- Stated exercise
Give the number of lines in this listing that contain "marker", with no other words.
----
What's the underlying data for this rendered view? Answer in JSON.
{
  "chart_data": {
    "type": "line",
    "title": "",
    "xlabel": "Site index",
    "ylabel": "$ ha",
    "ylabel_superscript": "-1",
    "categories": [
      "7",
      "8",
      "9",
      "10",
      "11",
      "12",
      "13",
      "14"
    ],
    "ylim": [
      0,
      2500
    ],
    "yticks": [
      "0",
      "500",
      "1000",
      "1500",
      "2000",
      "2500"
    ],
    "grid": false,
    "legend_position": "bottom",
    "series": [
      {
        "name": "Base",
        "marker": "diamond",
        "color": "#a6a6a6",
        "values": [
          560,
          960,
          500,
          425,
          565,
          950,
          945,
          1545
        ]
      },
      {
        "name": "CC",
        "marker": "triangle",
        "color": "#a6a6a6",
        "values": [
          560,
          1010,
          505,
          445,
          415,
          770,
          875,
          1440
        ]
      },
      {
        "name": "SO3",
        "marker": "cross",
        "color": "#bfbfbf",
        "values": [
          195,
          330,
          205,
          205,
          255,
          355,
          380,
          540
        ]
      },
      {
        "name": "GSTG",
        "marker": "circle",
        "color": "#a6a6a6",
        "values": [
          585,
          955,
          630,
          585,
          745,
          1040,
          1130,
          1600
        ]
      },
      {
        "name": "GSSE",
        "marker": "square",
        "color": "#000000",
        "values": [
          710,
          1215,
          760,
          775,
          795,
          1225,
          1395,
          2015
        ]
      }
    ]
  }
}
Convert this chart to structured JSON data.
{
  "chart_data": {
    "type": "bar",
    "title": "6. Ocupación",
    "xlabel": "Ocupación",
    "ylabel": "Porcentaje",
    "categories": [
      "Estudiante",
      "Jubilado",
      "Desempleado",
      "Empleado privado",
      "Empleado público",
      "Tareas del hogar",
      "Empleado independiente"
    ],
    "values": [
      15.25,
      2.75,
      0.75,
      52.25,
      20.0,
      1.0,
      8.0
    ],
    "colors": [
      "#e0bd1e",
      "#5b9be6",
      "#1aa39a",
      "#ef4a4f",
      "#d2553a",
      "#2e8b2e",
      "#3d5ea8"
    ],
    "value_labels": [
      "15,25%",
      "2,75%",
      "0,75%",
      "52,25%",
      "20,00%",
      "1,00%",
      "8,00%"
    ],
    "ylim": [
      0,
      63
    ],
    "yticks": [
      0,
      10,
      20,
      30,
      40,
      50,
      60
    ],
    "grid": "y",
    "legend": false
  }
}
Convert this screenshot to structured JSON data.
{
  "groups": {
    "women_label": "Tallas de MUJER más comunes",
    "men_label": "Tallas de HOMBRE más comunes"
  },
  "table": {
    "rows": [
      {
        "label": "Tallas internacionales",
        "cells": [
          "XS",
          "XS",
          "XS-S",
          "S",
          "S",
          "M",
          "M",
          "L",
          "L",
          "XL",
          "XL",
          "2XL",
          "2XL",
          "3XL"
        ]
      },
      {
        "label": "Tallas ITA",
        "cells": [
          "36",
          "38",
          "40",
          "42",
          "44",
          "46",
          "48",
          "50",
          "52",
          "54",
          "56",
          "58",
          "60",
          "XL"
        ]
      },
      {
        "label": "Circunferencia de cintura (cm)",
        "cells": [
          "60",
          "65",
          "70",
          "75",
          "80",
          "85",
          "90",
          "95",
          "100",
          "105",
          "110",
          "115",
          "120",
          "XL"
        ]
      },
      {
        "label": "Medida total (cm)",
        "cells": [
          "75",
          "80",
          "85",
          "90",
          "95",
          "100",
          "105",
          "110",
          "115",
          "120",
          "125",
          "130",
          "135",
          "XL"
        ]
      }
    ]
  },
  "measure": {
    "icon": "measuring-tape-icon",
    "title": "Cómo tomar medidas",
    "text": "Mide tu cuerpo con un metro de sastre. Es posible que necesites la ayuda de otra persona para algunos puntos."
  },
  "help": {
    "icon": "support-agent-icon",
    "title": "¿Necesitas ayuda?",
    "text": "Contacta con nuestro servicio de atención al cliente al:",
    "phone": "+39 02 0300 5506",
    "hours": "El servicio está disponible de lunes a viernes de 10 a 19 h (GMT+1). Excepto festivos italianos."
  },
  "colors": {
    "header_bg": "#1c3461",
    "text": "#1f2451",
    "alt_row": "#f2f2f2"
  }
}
----
- Reply
5